Given task:
Would you write out the listing verbatim and skip every picture in it?

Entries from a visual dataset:
+++

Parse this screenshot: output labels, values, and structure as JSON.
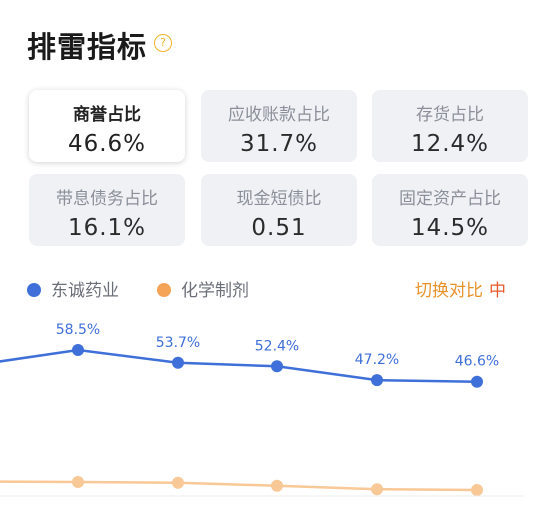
{
  "header": {
    "title": "排雷指标",
    "help_icon": "question-circle-icon"
  },
  "metrics": [
    {
      "label": "商誉占比",
      "value": "46.6%",
      "active": true
    },
    {
      "label": "应收账款占比",
      "value": "31.7%",
      "active": false
    },
    {
      "label": "存货占比",
      "value": "12.4%",
      "active": false
    },
    {
      "label": "带息债务占比",
      "value": "16.1%",
      "active": false
    },
    {
      "label": "现金短债比",
      "value": "0.51",
      "active": false
    },
    {
      "label": "固定资产占比",
      "value": "14.5%",
      "active": false
    }
  ],
  "legend": {
    "company": "东诚药业",
    "industry": "化学制剂",
    "company_color": "#3f6fd8",
    "industry_color": "#f5a356"
  },
  "switch": {
    "label": "切换对比",
    "icon": "switch-icon",
    "icon_char": "中"
  },
  "chart_data": {
    "type": "line",
    "series": [
      {
        "name": "东诚药业",
        "values": [
          null,
          58.5,
          53.7,
          52.4,
          47.2,
          46.6
        ],
        "labels": [
          "",
          "58.5%",
          "53.7%",
          "52.4%",
          "47.2%",
          "46.6%"
        ]
      },
      {
        "name": "化学制剂",
        "values": [
          null,
          9.0,
          8.7,
          7.6,
          6.3,
          6.0
        ]
      }
    ],
    "ylim": [
      0,
      70
    ],
    "grid": false
  }
}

+++

Worked solution:
Parse this screenshot: output labels, values, and structure as JSON.
{
  "header": {
    "title": "排雷指标",
    "help_icon": "question-circle-icon"
  },
  "metrics": [
    {
      "label": "商誉占比",
      "value": "46.6%",
      "active": true
    },
    {
      "label": "应收账款占比",
      "value": "31.7%",
      "active": false
    },
    {
      "label": "存货占比",
      "value": "12.4%",
      "active": false
    },
    {
      "label": "带息债务占比",
      "value": "16.1%",
      "active": false
    },
    {
      "label": "现金短债比",
      "value": "0.51",
      "active": false
    },
    {
      "label": "固定资产占比",
      "value": "14.5%",
      "active": false
    }
  ],
  "legend": {
    "company": "东诚药业",
    "industry": "化学制剂",
    "company_color": "#3f6fd8",
    "industry_color": "#f5a356"
  },
  "switch": {
    "label": "切换对比",
    "icon": "switch-icon",
    "icon_char": "中"
  },
  "chart_data": {
    "type": "line",
    "series": [
      {
        "name": "东诚药业",
        "values": [
          null,
          58.5,
          53.7,
          52.4,
          47.2,
          46.6
        ],
        "labels": [
          "",
          "58.5%",
          "53.7%",
          "52.4%",
          "47.2%",
          "46.6%"
        ]
      },
      {
        "name": "化学制剂",
        "values": [
          null,
          9.0,
          8.7,
          7.6,
          6.3,
          6.0
        ]
      }
    ],
    "ylim": [
      0,
      70
    ],
    "grid": false
  }
}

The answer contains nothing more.